INFORMATION SUPPLIED —
== == ==
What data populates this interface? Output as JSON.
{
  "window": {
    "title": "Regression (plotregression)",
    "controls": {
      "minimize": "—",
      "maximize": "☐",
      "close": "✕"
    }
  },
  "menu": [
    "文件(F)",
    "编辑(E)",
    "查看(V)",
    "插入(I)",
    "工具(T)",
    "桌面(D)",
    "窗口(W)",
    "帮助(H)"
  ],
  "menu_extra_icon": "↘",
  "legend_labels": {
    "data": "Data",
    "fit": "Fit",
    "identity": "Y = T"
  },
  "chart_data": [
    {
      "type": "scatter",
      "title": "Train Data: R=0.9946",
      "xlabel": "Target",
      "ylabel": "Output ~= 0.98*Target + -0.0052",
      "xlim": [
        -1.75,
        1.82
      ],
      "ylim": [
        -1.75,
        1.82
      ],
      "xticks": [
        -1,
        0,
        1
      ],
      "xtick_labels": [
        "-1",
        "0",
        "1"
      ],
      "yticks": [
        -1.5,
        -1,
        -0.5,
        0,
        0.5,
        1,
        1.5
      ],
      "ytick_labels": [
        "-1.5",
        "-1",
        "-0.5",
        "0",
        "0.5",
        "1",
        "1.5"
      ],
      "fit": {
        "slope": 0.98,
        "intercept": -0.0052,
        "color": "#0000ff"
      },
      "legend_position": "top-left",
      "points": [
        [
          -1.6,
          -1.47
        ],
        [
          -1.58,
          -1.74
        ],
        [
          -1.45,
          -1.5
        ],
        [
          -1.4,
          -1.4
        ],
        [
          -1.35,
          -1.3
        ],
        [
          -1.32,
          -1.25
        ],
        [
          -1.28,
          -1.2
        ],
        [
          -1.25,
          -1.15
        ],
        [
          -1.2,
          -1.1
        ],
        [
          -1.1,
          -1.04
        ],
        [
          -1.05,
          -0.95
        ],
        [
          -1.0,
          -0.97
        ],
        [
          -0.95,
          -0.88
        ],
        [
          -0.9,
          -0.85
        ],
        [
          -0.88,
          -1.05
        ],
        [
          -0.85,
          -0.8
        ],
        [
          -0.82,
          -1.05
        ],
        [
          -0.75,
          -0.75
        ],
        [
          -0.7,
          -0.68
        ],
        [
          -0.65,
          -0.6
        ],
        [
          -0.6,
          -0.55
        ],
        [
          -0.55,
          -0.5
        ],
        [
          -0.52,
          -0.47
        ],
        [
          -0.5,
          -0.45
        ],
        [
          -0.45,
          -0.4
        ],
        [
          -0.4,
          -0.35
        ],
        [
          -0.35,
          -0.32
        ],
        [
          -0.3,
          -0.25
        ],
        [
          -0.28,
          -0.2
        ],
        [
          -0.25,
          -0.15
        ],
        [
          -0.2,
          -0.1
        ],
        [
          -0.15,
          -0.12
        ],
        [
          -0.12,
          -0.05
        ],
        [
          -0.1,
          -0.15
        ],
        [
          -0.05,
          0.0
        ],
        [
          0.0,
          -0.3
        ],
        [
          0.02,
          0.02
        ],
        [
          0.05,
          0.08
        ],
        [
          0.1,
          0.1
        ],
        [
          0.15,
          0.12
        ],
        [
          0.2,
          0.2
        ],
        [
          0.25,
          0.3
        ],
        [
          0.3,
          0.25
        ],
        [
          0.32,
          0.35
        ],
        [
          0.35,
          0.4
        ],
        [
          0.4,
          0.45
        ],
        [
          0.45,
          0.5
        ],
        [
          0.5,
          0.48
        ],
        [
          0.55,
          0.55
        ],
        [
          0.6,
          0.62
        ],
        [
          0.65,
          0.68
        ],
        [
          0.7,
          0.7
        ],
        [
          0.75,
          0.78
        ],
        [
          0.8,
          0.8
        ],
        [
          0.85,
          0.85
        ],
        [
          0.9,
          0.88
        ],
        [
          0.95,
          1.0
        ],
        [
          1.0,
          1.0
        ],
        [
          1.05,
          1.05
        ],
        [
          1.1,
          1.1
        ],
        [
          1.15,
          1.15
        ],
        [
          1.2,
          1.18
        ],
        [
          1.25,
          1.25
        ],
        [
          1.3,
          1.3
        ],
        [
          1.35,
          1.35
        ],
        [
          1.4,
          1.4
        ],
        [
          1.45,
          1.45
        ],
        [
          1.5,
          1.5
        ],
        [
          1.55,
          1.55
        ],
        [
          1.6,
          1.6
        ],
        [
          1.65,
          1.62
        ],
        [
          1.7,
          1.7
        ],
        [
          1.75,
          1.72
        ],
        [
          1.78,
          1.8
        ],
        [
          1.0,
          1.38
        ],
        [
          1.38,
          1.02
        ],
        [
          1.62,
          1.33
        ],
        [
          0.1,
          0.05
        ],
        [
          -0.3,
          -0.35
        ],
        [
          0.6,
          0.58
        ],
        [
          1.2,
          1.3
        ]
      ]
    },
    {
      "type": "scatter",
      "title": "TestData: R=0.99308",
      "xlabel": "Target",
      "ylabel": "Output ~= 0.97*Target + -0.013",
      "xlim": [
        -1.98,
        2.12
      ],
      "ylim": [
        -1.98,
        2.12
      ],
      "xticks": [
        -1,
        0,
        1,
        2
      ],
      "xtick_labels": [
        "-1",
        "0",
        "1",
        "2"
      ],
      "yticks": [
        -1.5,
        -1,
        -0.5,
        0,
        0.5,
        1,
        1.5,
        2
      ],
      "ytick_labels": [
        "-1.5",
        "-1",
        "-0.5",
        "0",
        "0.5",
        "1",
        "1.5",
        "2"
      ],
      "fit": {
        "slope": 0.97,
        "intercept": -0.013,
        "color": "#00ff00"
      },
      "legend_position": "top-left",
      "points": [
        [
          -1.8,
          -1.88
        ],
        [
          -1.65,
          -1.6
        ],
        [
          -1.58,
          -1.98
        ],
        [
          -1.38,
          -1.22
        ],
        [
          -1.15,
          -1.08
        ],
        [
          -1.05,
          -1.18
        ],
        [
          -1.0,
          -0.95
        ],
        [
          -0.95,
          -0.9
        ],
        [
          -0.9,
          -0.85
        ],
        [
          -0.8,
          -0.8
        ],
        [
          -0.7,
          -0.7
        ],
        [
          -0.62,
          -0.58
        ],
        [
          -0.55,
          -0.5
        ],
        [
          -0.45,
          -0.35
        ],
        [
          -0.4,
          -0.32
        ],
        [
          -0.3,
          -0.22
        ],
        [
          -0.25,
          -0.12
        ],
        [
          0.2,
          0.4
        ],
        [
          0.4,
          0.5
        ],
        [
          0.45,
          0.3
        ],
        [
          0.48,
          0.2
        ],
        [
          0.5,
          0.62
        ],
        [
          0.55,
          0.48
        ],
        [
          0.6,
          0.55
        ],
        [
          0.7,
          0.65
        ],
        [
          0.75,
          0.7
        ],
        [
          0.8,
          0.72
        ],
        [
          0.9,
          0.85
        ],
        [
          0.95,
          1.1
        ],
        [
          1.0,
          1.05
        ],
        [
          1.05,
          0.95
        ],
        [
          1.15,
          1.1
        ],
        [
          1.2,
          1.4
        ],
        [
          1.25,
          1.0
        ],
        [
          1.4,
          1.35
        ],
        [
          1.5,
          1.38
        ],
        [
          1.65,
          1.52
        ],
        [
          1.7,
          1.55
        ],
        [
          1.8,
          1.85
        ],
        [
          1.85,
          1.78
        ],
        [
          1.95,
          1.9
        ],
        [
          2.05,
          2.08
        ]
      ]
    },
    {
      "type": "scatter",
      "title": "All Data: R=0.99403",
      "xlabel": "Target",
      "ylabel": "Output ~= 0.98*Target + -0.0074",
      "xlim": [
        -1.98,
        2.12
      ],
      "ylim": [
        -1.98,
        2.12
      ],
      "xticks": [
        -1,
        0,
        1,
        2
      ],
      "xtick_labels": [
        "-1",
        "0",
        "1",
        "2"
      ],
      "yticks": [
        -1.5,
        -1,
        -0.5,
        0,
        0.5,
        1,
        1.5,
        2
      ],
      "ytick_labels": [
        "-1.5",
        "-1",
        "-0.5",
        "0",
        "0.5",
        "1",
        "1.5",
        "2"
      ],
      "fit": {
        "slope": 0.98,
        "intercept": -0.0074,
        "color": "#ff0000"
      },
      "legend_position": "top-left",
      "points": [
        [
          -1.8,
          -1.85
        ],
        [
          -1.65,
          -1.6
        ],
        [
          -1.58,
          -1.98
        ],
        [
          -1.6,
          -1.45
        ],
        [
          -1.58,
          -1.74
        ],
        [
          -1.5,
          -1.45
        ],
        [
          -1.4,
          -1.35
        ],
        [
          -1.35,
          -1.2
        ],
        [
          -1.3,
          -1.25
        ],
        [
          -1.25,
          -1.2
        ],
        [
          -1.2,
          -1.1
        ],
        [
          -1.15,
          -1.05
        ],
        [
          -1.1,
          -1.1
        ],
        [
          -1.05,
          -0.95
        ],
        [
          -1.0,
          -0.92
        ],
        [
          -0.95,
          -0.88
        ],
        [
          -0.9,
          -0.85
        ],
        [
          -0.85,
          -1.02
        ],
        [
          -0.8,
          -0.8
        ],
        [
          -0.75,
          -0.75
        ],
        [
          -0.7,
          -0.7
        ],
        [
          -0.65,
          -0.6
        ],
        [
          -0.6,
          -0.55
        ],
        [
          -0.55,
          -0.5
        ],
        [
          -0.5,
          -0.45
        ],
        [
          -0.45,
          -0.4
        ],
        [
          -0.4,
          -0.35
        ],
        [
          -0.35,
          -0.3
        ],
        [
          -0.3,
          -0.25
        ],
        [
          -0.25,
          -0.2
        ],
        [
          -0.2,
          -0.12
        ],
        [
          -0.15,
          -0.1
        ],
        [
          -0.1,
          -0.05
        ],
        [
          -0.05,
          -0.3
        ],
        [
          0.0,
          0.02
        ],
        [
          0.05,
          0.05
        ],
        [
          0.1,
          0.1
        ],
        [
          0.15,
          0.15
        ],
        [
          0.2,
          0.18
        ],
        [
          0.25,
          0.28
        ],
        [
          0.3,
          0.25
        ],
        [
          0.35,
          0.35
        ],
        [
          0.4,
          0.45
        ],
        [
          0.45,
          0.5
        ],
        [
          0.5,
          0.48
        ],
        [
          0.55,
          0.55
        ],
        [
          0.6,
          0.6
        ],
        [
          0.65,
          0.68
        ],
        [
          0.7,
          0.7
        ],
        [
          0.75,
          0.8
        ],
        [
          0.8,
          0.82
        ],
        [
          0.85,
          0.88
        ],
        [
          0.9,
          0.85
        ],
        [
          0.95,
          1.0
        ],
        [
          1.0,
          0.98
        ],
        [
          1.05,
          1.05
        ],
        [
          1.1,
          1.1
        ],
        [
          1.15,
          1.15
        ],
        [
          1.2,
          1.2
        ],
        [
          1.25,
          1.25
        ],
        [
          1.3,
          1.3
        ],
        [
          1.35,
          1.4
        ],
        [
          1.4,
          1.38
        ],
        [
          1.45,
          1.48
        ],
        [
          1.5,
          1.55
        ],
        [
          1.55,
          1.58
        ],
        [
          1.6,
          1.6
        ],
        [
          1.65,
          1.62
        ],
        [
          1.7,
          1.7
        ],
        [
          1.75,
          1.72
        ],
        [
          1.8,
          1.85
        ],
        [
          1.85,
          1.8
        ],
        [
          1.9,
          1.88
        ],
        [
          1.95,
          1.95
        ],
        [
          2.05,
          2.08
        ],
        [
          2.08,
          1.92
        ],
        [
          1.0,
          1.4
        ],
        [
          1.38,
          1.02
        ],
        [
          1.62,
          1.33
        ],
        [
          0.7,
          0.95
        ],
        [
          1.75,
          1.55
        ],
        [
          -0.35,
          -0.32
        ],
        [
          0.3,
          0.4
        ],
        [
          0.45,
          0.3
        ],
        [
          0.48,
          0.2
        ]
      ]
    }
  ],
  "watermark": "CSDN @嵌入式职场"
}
== == ==
TASK DETAILS —
State how many lines above include the word "intercept", and nothing more.

ANSWER BELOW —
3